Given instruction
Return every line of the material below unchanged, character for character.

Input for this task
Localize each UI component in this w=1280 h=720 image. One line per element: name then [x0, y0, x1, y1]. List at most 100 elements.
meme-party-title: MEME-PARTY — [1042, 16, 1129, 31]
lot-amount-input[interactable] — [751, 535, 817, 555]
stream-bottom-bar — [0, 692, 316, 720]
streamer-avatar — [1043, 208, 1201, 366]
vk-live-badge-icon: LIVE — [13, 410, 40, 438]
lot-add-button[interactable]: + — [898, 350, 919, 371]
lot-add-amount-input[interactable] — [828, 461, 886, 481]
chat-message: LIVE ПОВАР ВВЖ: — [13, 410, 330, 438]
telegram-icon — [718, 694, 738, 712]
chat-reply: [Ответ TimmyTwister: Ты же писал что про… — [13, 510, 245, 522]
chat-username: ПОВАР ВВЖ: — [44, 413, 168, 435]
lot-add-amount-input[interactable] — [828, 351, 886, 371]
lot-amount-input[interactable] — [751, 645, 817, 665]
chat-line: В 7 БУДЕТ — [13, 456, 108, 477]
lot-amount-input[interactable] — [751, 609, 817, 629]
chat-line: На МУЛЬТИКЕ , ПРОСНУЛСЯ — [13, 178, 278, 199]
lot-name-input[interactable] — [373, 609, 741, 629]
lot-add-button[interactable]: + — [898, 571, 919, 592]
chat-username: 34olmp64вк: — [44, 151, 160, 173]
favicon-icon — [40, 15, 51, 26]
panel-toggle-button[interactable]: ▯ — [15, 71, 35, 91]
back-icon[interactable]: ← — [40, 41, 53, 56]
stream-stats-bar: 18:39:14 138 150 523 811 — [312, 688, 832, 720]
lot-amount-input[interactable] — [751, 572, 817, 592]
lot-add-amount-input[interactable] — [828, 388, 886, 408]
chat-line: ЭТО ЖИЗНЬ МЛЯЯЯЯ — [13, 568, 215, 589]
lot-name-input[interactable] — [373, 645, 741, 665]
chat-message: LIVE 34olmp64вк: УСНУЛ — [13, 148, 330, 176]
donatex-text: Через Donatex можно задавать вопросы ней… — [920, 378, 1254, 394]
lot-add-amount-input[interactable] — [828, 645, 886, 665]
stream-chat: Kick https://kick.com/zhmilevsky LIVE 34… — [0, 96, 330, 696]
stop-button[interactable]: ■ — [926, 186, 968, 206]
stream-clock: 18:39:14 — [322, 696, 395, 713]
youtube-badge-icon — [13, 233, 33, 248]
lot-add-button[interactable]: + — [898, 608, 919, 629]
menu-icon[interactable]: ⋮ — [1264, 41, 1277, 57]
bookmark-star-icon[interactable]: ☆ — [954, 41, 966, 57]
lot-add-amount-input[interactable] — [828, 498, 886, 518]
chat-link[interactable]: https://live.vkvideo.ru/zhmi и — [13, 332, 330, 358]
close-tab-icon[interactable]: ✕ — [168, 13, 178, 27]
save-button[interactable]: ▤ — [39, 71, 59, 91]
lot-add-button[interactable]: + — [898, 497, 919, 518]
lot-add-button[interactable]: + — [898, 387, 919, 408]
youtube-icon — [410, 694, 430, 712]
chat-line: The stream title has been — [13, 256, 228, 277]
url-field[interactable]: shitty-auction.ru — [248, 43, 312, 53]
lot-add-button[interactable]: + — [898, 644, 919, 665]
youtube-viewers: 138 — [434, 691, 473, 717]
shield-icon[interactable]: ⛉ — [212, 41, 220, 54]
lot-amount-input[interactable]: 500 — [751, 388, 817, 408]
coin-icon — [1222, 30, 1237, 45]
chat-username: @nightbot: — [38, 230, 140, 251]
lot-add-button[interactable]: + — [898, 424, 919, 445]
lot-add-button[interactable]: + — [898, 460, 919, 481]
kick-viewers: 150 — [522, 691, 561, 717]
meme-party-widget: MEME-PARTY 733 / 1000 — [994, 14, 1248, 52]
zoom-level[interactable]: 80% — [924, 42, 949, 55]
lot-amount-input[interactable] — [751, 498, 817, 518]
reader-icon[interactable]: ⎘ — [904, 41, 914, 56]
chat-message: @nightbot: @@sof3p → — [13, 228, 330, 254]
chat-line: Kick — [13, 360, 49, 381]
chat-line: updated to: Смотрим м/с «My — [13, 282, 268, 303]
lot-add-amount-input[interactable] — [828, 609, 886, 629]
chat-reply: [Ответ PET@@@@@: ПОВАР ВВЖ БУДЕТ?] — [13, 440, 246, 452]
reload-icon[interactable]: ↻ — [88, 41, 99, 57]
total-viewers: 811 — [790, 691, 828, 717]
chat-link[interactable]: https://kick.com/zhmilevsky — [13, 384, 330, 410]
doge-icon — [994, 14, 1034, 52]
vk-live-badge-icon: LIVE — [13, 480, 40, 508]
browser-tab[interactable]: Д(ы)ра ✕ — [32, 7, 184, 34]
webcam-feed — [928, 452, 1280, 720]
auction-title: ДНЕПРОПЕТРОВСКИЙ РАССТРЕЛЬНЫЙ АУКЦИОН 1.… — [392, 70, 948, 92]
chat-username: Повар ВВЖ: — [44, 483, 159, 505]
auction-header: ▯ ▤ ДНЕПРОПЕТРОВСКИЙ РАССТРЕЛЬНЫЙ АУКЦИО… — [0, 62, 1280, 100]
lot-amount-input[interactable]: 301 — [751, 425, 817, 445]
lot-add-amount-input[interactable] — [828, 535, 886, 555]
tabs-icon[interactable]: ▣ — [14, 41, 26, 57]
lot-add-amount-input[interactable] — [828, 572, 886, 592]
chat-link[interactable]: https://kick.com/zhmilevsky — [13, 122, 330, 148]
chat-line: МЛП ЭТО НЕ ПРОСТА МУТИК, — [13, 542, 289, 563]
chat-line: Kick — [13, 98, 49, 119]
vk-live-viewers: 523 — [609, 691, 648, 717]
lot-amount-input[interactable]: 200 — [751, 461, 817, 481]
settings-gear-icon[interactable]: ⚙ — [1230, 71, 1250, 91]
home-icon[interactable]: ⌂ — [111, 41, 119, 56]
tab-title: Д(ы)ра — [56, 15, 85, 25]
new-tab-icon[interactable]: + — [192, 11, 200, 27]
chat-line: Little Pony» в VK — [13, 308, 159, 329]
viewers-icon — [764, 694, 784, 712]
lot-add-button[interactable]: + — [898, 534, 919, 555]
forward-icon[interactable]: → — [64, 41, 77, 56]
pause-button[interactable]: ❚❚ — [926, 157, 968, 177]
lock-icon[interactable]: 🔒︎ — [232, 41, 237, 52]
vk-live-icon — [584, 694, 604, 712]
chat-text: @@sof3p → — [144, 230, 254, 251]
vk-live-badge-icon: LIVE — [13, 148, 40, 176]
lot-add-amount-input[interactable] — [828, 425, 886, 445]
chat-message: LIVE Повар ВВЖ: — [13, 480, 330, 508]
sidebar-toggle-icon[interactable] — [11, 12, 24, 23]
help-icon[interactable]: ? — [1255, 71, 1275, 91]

Final result
Localize each UI component in this w=1280 h=720 image. One line per element: name then [x0, y0, x1, y1]. List at most 100 elements.
meme-party-title: MEME-PARTY — [1042, 16, 1129, 31]
lot-amount-input[interactable] — [751, 535, 817, 555]
stream-bottom-bar — [0, 692, 316, 720]
streamer-avatar — [1043, 208, 1201, 366]
vk-live-badge-icon: LIVE — [13, 410, 40, 438]
lot-add-button[interactable]: + — [898, 350, 919, 371]
lot-add-amount-input[interactable] — [828, 461, 886, 481]
chat-message: LIVE ПОВАР ВВЖ: — [13, 410, 330, 438]
telegram-icon — [718, 694, 738, 712]
chat-reply: [Ответ TimmyTwister: Ты же писал что про… — [13, 510, 245, 522]
chat-username: ПОВАР ВВЖ: — [44, 413, 168, 435]
lot-add-amount-input[interactable] — [828, 351, 886, 371]
lot-amount-input[interactable] — [751, 645, 817, 665]
chat-line: В 7 БУДЕТ — [13, 456, 108, 477]
lot-amount-input[interactable] — [751, 609, 817, 629]
chat-line: На МУЛЬТИКЕ , ПРОСНУЛСЯ — [13, 178, 278, 199]
lot-name-input[interactable] — [373, 609, 741, 629]
lot-add-button[interactable]: + — [898, 571, 919, 592]
chat-username: 34olmp64вк: — [44, 151, 160, 173]
favicon-icon — [40, 15, 51, 26]
panel-toggle-button[interactable]: ▯ — [15, 71, 35, 91]
back-icon[interactable]: ← — [40, 41, 53, 56]
stream-stats-bar: 18:39:14 138 150 523 811 — [312, 688, 832, 720]
lot-amount-input[interactable] — [751, 572, 817, 592]
lot-add-amount-input[interactable] — [828, 388, 886, 408]
chat-line: ЭТО ЖИЗНЬ МЛЯЯЯЯ — [13, 568, 215, 589]
lot-name-input[interactable] — [373, 645, 741, 665]
chat-message: LIVE 34olmp64вк: УСНУЛ — [13, 148, 330, 176]
donatex-text: Через Donatex можно задавать вопросы ней… — [920, 378, 1254, 394]
lot-add-amount-input[interactable] — [828, 645, 886, 665]
stream-chat: Kick https://kick.com/zhmilevsky LIVE 34… — [0, 96, 330, 696]
stop-button[interactable]: ■ — [926, 186, 968, 206]
stream-clock: 18:39:14 — [322, 696, 395, 713]
youtube-badge-icon — [13, 233, 33, 248]
lot-add-button[interactable]: + — [898, 608, 919, 629]
menu-icon[interactable]: ⋮ — [1264, 41, 1277, 57]
bookmark-star-icon[interactable]: ☆ — [954, 41, 966, 57]
lot-add-amount-input[interactable] — [828, 498, 886, 518]
chat-link[interactable]: https://live.vkvideo.ru/zhmi и — [13, 332, 330, 358]
close-tab-icon[interactable]: ✕ — [168, 13, 178, 27]
save-button[interactable]: ▤ — [39, 71, 59, 91]
lot-add-button[interactable]: + — [898, 497, 919, 518]
lot-add-button[interactable]: + — [898, 387, 919, 408]
youtube-icon — [410, 694, 430, 712]
chat-line: The stream title has been — [13, 256, 228, 277]
url-field[interactable]: shitty-auction.ru — [248, 43, 312, 53]
lot-add-button[interactable]: + — [898, 644, 919, 665]
youtube-viewers: 138 — [434, 691, 473, 717]
shield-icon[interactable]: ⛉ — [212, 41, 220, 54]
lot-amount-input[interactable]: 500 — [751, 388, 817, 408]
coin-icon — [1222, 30, 1237, 45]
chat-username: @nightbot: — [38, 230, 140, 251]
lot-add-button[interactable]: + — [898, 424, 919, 445]
lot-add-button[interactable]: + — [898, 460, 919, 481]
kick-viewers: 150 — [522, 691, 561, 717]
meme-party-widget: MEME-PARTY 733 / 1000 — [994, 14, 1248, 52]
zoom-level[interactable]: 80% — [924, 42, 949, 55]
lot-amount-input[interactable] — [751, 498, 817, 518]
reader-icon[interactable]: ⎘ — [904, 41, 914, 56]
chat-message: @nightbot: @@sof3p → — [13, 228, 330, 254]
chat-line: Kick — [13, 360, 49, 381]
chat-line: updated to: Смотрим м/с «My — [13, 282, 268, 303]
lot-add-amount-input[interactable] — [828, 609, 886, 629]
chat-reply: [Ответ PET@@@@@: ПОВАР ВВЖ БУДЕТ?] — [13, 440, 246, 452]
reload-icon[interactable]: ↻ — [88, 41, 99, 57]
total-viewers: 811 — [790, 691, 828, 717]
chat-link[interactable]: https://kick.com/zhmilevsky — [13, 384, 330, 410]
doge-icon — [994, 14, 1034, 52]
vk-live-badge-icon: LIVE — [13, 480, 40, 508]
browser-tab[interactable]: Д(ы)ра ✕ — [32, 7, 184, 34]
webcam-feed — [928, 452, 1280, 720]
auction-title: ДНЕПРОПЕТРОВСКИЙ РАССТРЕЛЬНЫЙ АУКЦИОН 1.… — [392, 70, 948, 92]
chat-username: Повар ВВЖ: — [44, 483, 159, 505]
auction-header: ▯ ▤ ДНЕПРОПЕТРОВСКИЙ РАССТРЕЛЬНЫЙ АУКЦИО… — [0, 62, 1280, 100]
lot-amount-input[interactable]: 301 — [751, 425, 817, 445]
lot-add-amount-input[interactable] — [828, 535, 886, 555]
tabs-icon[interactable]: ▣ — [14, 41, 26, 57]
lot-add-amount-input[interactable] — [828, 572, 886, 592]
chat-link[interactable]: https://kick.com/zhmilevsky — [13, 122, 330, 148]
chat-line: МЛП ЭТО НЕ ПРОСТА МУТИК, — [13, 542, 289, 563]
chat-line: Kick — [13, 98, 49, 119]
vk-live-viewers: 523 — [609, 691, 648, 717]
lot-amount-input[interactable]: 200 — [751, 461, 817, 481]
settings-gear-icon[interactable]: ⚙ — [1230, 71, 1250, 91]
home-icon[interactable]: ⌂ — [111, 41, 119, 56]
tab-title: Д(ы)ра — [56, 15, 85, 25]
new-tab-icon[interactable]: + — [192, 11, 200, 27]
chat-line: Little Pony» в VK — [13, 308, 159, 329]
viewers-icon — [764, 694, 784, 712]
lot-add-button[interactable]: + — [898, 534, 919, 555]
forward-icon[interactable]: → — [64, 41, 77, 56]
pause-button[interactable]: ❚❚ — [926, 157, 968, 177]
lock-icon[interactable]: 🔒︎ — [232, 41, 237, 52]
vk-live-icon — [584, 694, 604, 712]
chat-text: @@sof3p → — [144, 230, 254, 251]
vk-live-badge-icon: LIVE — [13, 148, 40, 176]
lot-add-amount-input[interactable] — [828, 425, 886, 445]
chat-message: LIVE Повар ВВЖ: — [13, 480, 330, 508]
sidebar-toggle-icon[interactable] — [11, 12, 24, 23]
help-icon[interactable]: ? — [1255, 71, 1275, 91]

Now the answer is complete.